## Quoted text

The command make clean will remove every file associated with the simulations studies; this represents a clean build. Beware, though, that some simulations can take days to complete even on a supercomputer, so don’t make clean without careful consideration. The command make mostlyclean will clean up many of the files associated with the project but does not remove files generated from extensive simulations studies.
make will automatically update all files that are out of date, based on the timestamps of the files in question. All dependencies are tracked in Makefile.
If the project is clean, running make may not create all simulations since the files that would contain the results of plots don’t exist, causing make to decide that they don’t need to be updated. The command make init will create dummy versions of some of these files, which will certainly have newer time stamps than their dependencies. (These are three dummy PDF files that aren’t even binary files; beware that this will overwrite those files if they already exist.) Running make immediately after make init should rebuild the project.
Since the simulations take a long time to perform with the full sample sizes, the command make small will do the same as make but with much fewer replications (by default, 20 replications per simulation). This is good for testing to see if a setup works.
A number of parameters are defined in make variables defined at the beginning of Makefile, and these variables can be overridden in the command line. For example, make LEVEL=0.01 will remake the project but with the tests involved in the power simulations using a significance level of 0.01 rather than 0.05 (this will remake the simulations only if the relevant files, specifically the CSV metadata files, are out of date). make small SMALLREPLICATIONS=50 is like make small but performs 50 replications rather than the default 20. See Makefile for all variables used.

We once used the R package packrat to manage package dependencies but unfortunately this would not work with critical systems for performing the simulations. There’s also no tracking of system dependencies. We tracked the packages we needed in the file exec/GetPackages.R, which can be executed from the command line using either the command Rscript exec/GetPackages.R or exec/GetPackages.R directly (depending on whether the file is marked as executable). If executed, R will attempt to download and install all project dependencies we are aware of. As for system dependencies, a sufficiently recent version of R and Rscript are needed, and LaTeX with the tikz package should be available and accessible to the tikzDevice package. Additionally, CPAT itself should be installed; the scripts in exec/ not only use CPAT but use private CPAT functions (accessed via :::). If the source has been uncompressed, running the R command devtools::install() to install the package should be sufficient.

We do not guarantee that once the simulations are run with make the result will be a valid R package (let alone CRAN-compliant), but we have never had issues yet running simulations then using devtools::install() in the base directory of the source of the package to install CPAT.

Planned Future Features

Currently, Andrews.test() only works for late changes, but Andrews’ paper allows for tests for instability in both the beginning and middle of the sample. Andrews.test() should support these types of tests.
We could include more tests, including those mentioned in the paper by Aue and Horváth (2013) and Horváth and Rice (2014).

Curtis Grant Miller

## Information provided
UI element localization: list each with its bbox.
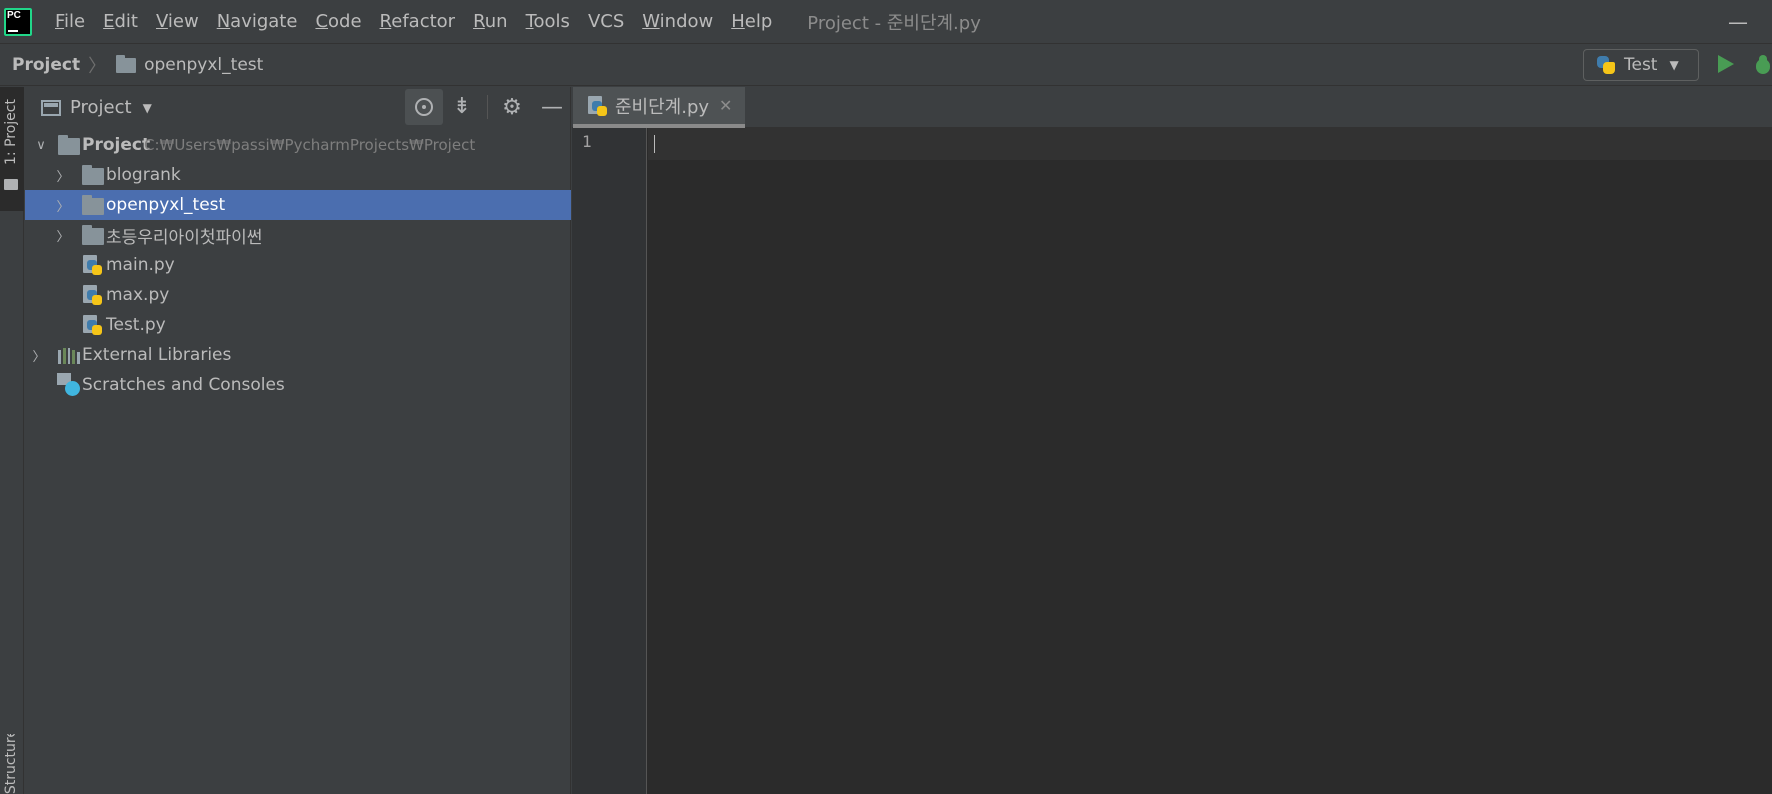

## Exercise details
In the notes on building the simulation project with make, list every target that appears after the word make in a command. Leave out variable settings such as LEVEL=0.01.

## Answer to the exercise
clean, mostlyclean, init, small